--- Start Exercise input ---

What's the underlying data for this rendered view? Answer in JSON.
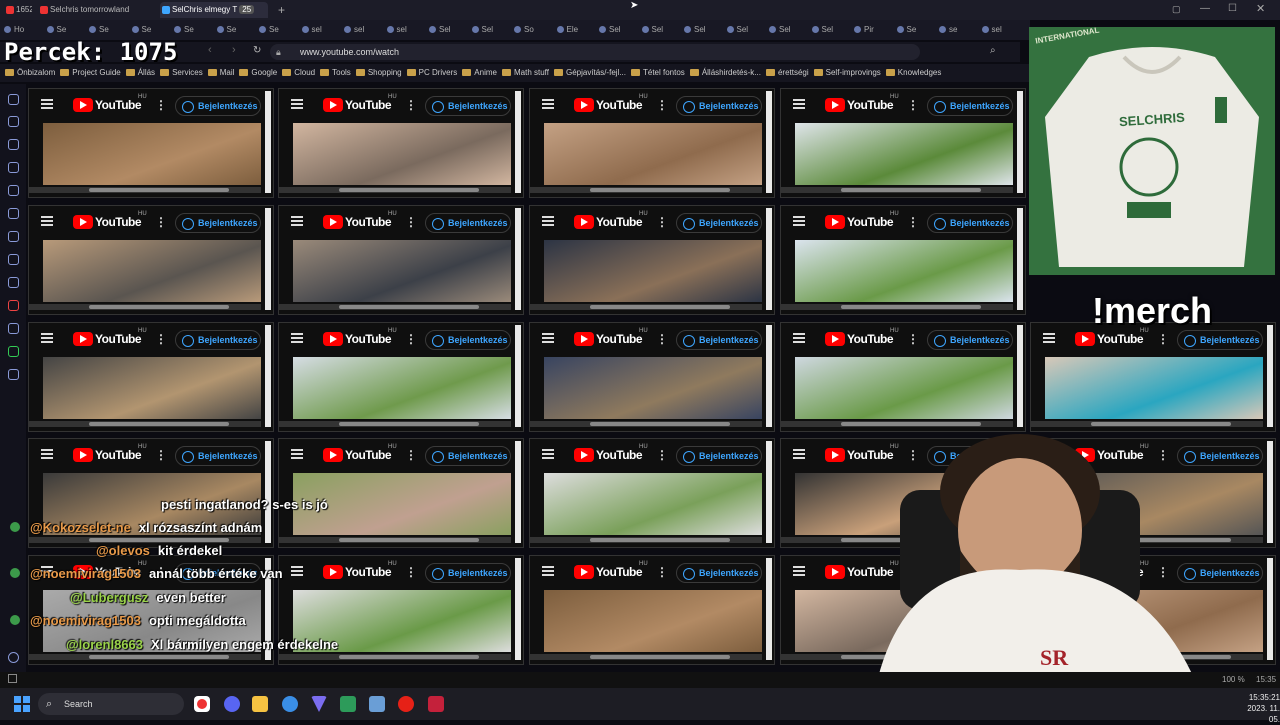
{
  "browser": {
    "tabs": [
      {
        "label": "1652"
      },
      {
        "label": "Selchris tomorrowland"
      },
      {
        "label": "SelChris elmegy T",
        "count": "25",
        "active": true
      }
    ],
    "row2_tabs": [
      "Ho",
      "Se",
      "Se",
      "Se",
      "Se",
      "Se",
      "Se",
      "sel",
      "sel",
      "sel",
      "Sel",
      "Sel",
      "So",
      "Ele",
      "Sel",
      "Sel",
      "Sel",
      "Sel",
      "Sel",
      "Sel",
      "Pir",
      "Se",
      "se",
      "sel"
    ],
    "url": "www.youtube.com/watch",
    "bookmarks": [
      "Önbizalom",
      "Project Guide",
      "Állás",
      "Services",
      "Mail",
      "Google",
      "Cloud",
      "Tools",
      "Shopping",
      "PC Drivers",
      "Anime",
      "Math stuff",
      "Gépjavítás/-fejl...",
      "Tétel fontos",
      "Álláshirdetés-k...",
      "érettségi",
      "Self-improvings",
      "Knowledges"
    ],
    "zoom": "100 %",
    "status_time": "15:35"
  },
  "overlay": {
    "counter": "Percek: 1075",
    "merch_command": "!merch",
    "merch_brand": "SELCHRIS",
    "merch_badge": "INTERNATIONAL"
  },
  "youtube": {
    "logo_text": "YouTube",
    "region": "HU",
    "login_label": "Bejelentkezés"
  },
  "chat": [
    {
      "user": "",
      "text": "pesti ingatlanod? s-es is jó"
    },
    {
      "user": "@Kokozselet-ne",
      "text": "xl rózsaszínt adnám"
    },
    {
      "user": "@olevos",
      "text": "kit érdekel"
    },
    {
      "user": "@noemivirag1503",
      "text": "annál több értéke van"
    },
    {
      "user": "@Lubergusz",
      "text": "even better"
    },
    {
      "user": "@noemivirag1503",
      "text": "opti megáldotta"
    },
    {
      "user": "@lorenl8663",
      "text": "Xl bármilyen engem érdekelne"
    }
  ],
  "taskbar": {
    "search": "Search",
    "time": "15:35:21",
    "date": "2023. 11. 05."
  },
  "colors": {
    "youtube_red": "#ff0000",
    "link_blue": "#3ea6ff",
    "merch_green": "#2e6b3a"
  }
}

--- End Exercise input ---

— Directions —
Copy down every line of the material above that includes the string "user".

— Right answer —
      "user": "",
      "user": "@Kokozselet-ne",
      "user": "@olevos",
      "user": "@noemivirag1503",
      "user": "@Lubergusz",
      "user": "@noemivirag1503",
      "user": "@lorenl8663",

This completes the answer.